Excerpted data
========================================

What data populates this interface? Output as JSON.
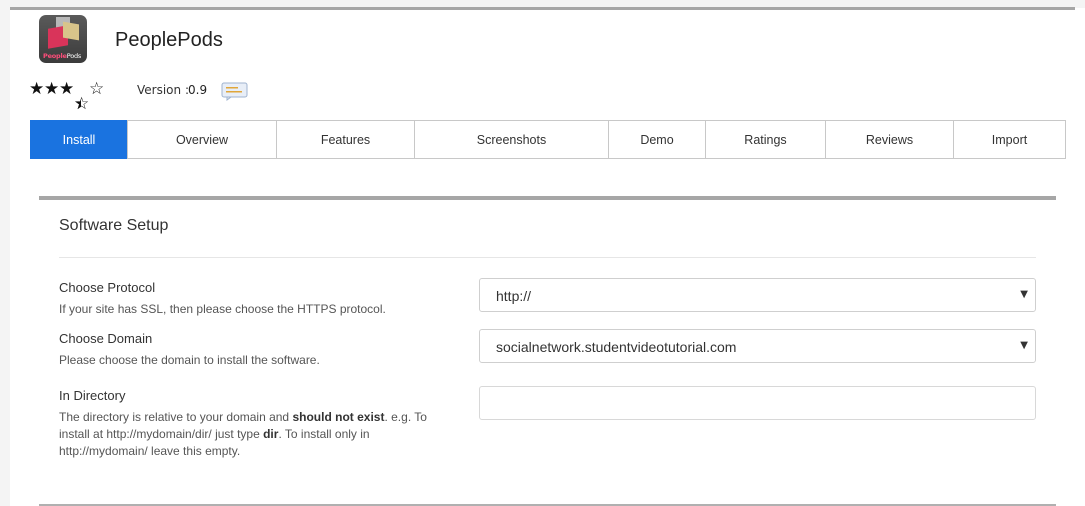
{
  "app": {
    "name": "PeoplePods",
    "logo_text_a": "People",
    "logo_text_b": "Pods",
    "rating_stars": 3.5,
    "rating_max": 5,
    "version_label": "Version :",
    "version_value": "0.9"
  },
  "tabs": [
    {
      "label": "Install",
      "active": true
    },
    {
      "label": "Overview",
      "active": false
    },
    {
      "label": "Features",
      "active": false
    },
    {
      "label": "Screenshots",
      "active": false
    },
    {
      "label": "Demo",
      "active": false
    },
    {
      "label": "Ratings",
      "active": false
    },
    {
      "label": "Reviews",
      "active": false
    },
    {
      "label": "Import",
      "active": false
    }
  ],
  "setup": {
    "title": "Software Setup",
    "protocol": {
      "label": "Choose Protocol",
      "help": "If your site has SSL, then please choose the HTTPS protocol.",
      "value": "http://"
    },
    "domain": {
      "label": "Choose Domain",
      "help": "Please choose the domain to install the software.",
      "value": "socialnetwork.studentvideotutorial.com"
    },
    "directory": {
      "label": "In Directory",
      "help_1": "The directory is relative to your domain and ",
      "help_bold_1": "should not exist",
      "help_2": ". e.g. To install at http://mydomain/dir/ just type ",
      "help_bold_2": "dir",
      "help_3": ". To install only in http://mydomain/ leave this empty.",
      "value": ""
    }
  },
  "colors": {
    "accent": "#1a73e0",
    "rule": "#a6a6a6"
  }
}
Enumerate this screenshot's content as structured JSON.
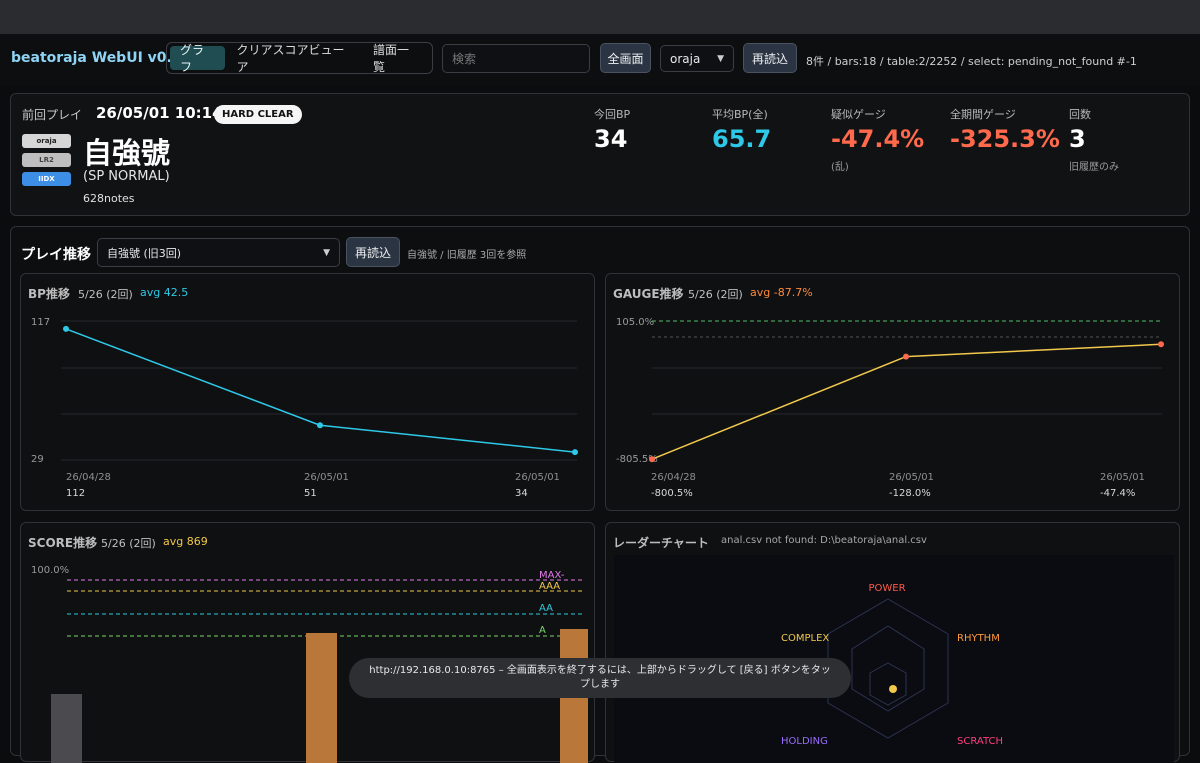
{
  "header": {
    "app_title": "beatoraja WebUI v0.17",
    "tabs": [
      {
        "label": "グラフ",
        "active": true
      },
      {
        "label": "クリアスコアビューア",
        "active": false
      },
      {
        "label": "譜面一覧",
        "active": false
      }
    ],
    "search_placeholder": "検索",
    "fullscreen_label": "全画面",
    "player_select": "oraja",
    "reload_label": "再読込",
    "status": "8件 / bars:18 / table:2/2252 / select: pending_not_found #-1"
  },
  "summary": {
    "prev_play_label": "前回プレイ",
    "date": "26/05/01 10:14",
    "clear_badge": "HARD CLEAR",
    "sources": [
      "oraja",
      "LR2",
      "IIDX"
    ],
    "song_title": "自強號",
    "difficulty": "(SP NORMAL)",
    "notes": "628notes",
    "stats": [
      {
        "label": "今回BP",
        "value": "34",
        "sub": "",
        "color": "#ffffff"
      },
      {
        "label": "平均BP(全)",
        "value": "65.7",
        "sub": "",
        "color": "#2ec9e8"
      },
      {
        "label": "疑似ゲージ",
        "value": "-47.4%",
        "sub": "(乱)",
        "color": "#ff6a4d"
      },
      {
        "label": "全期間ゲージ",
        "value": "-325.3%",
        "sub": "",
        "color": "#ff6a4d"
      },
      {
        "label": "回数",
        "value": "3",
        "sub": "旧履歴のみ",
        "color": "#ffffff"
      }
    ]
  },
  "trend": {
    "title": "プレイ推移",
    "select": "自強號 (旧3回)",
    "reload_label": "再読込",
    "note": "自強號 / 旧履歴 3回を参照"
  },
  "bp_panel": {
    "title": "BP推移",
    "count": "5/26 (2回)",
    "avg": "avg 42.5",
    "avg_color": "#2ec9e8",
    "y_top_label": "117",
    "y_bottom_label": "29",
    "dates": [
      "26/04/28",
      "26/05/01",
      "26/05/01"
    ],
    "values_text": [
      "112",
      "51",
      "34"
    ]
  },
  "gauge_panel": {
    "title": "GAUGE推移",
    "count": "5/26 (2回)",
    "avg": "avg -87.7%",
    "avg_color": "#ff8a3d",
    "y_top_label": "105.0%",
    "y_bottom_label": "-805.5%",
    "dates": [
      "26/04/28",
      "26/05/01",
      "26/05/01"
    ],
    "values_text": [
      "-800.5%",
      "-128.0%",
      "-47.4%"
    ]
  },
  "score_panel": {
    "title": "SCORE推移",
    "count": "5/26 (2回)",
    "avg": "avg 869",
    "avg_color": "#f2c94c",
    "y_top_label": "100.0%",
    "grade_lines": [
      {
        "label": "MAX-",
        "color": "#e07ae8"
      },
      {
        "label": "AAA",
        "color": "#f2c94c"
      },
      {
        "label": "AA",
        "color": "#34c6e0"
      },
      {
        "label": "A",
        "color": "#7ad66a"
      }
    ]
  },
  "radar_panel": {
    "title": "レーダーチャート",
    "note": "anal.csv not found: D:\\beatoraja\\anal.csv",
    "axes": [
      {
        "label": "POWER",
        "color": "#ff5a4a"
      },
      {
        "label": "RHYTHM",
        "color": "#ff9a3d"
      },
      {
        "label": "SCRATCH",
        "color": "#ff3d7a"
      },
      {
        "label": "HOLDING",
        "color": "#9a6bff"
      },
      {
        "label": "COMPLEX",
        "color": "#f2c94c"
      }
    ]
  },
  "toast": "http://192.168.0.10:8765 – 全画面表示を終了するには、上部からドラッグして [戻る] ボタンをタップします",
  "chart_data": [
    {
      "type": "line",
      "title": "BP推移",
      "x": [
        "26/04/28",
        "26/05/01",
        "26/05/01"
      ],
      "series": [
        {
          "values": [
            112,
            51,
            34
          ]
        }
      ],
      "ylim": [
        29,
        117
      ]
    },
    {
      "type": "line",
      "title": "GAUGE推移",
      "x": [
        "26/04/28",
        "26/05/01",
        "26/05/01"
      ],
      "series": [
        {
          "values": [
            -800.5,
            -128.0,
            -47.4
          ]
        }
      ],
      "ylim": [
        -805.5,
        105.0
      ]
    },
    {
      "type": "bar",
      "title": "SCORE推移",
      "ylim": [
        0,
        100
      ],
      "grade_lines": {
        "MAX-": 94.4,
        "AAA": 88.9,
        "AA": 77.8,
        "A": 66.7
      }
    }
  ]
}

========================================

What to work on
Make an exact copy of all the material, but keep the pictures out of it.

Response to the exercise
What data populates this interface? Output as JSON.
{
  "app": {
    "name": "PeoplePods",
    "logo_text_a": "People",
    "logo_text_b": "Pods",
    "rating_stars": 3.5,
    "rating_max": 5,
    "version_label": "Version :",
    "version_value": "0.9"
  },
  "tabs": [
    {
      "label": "Install",
      "active": true
    },
    {
      "label": "Overview",
      "active": false
    },
    {
      "label": "Features",
      "active": false
    },
    {
      "label": "Screenshots",
      "active": false
    },
    {
      "label": "Demo",
      "active": false
    },
    {
      "label": "Ratings",
      "active": false
    },
    {
      "label": "Reviews",
      "active": false
    },
    {
      "label": "Import",
      "active": false
    }
  ],
  "setup": {
    "title": "Software Setup",
    "protocol": {
      "label": "Choose Protocol",
      "help": "If your site has SSL, then please choose the HTTPS protocol.",
      "value": "http://"
    },
    "domain": {
      "label": "Choose Domain",
      "help": "Please choose the domain to install the software.",
      "value": "socialnetwork.studentvideotutorial.com"
    },
    "directory": {
      "label": "In Directory",
      "help_1": "The directory is relative to your domain and ",
      "help_bold_1": "should not exist",
      "help_2": ". e.g. To install at http://mydomain/dir/ just type ",
      "help_bold_2": "dir",
      "help_3": ". To install only in http://mydomain/ leave this empty.",
      "value": ""
    }
  },
  "colors": {
    "accent": "#1a73e0",
    "rule": "#a6a6a6"
  }
}
Enumerate this screenshot's content as structured JSON.
{
  "header": {
    "app_title": "beatoraja WebUI v0.17",
    "tabs": [
      {
        "label": "グラフ",
        "active": true
      },
      {
        "label": "クリアスコアビューア",
        "active": false
      },
      {
        "label": "譜面一覧",
        "active": false
      }
    ],
    "search_placeholder": "検索",
    "fullscreen_label": "全画面",
    "player_select": "oraja",
    "reload_label": "再読込",
    "status": "8件 / bars:18 / table:2/2252 / select: pending_not_found #-1"
  },
  "summary": {
    "prev_play_label": "前回プレイ",
    "date": "26/05/01 10:14",
    "clear_badge": "HARD CLEAR",
    "sources": [
      "oraja",
      "LR2",
      "IIDX"
    ],
    "song_title": "自強號",
    "difficulty": "(SP NORMAL)",
    "notes": "628notes",
    "stats": [
      {
        "label": "今回BP",
        "value": "34",
        "sub": "",
        "color": "#ffffff"
      },
      {
        "label": "平均BP(全)",
        "value": "65.7",
        "sub": "",
        "color": "#2ec9e8"
      },
      {
        "label": "疑似ゲージ",
        "value": "-47.4%",
        "sub": "(乱)",
        "color": "#ff6a4d"
      },
      {
        "label": "全期間ゲージ",
        "value": "-325.3%",
        "sub": "",
        "color": "#ff6a4d"
      },
      {
        "label": "回数",
        "value": "3",
        "sub": "旧履歴のみ",
        "color": "#ffffff"
      }
    ]
  },
  "trend": {
    "title": "プレイ推移",
    "select": "自強號 (旧3回)",
    "reload_label": "再読込",
    "note": "自強號 / 旧履歴 3回を参照"
  },
  "bp_panel": {
    "title": "BP推移",
    "count": "5/26 (2回)",
    "avg": "avg 42.5",
    "avg_color": "#2ec9e8",
    "y_top_label": "117",
    "y_bottom_label": "29",
    "dates": [
      "26/04/28",
      "26/05/01",
      "26/05/01"
    ],
    "values_text": [
      "112",
      "51",
      "34"
    ]
  },
  "gauge_panel": {
    "title": "GAUGE推移",
    "count": "5/26 (2回)",
    "avg": "avg -87.7%",
    "avg_color": "#ff8a3d",
    "y_top_label": "105.0%",
    "y_bottom_label": "-805.5%",
    "dates": [
      "26/04/28",
      "26/05/01",
      "26/05/01"
    ],
    "values_text": [
      "-800.5%",
      "-128.0%",
      "-47.4%"
    ]
  },
  "score_panel": {
    "title": "SCORE推移",
    "count": "5/26 (2回)",
    "avg": "avg 869",
    "avg_color": "#f2c94c",
    "y_top_label": "100.0%",
    "grade_lines": [
      {
        "label": "MAX-",
        "color": "#e07ae8"
      },
      {
        "label": "AAA",
        "color": "#f2c94c"
      },
      {
        "label": "AA",
        "color": "#34c6e0"
      },
      {
        "label": "A",
        "color": "#7ad66a"
      }
    ]
  },
  "radar_panel": {
    "title": "レーダーチャート",
    "note": "anal.csv not found: D:\\beatoraja\\anal.csv",
    "axes": [
      {
        "label": "POWER",
        "color": "#ff5a4a"
      },
      {
        "label": "RHYTHM",
        "color": "#ff9a3d"
      },
      {
        "label": "SCRATCH",
        "color": "#ff3d7a"
      },
      {
        "label": "HOLDING",
        "color": "#9a6bff"
      },
      {
        "label": "COMPLEX",
        "color": "#f2c94c"
      }
    ]
  },
  "toast": "http://192.168.0.10:8765 – 全画面表示を終了するには、上部からドラッグして [戻る] ボタンをタップします",
  "chart_data": [
    {
      "type": "line",
      "title": "BP推移",
      "x": [
        "26/04/28",
        "26/05/01",
        "26/05/01"
      ],
      "series": [
        {
          "values": [
            112,
            51,
            34
          ]
        }
      ],
      "ylim": [
        29,
        117
      ]
    },
    {
      "type": "line",
      "title": "GAUGE推移",
      "x": [
        "26/04/28",
        "26/05/01",
        "26/05/01"
      ],
      "series": [
        {
          "values": [
            -800.5,
            -128.0,
            -47.4
          ]
        }
      ],
      "ylim": [
        -805.5,
        105.0
      ]
    },
    {
      "type": "bar",
      "title": "SCORE推移",
      "ylim": [
        0,
        100
      ],
      "grade_lines": {
        "MAX-": 94.4,
        "AAA": 88.9,
        "AA": 77.8,
        "A": 66.7
      }
    }
  ]
}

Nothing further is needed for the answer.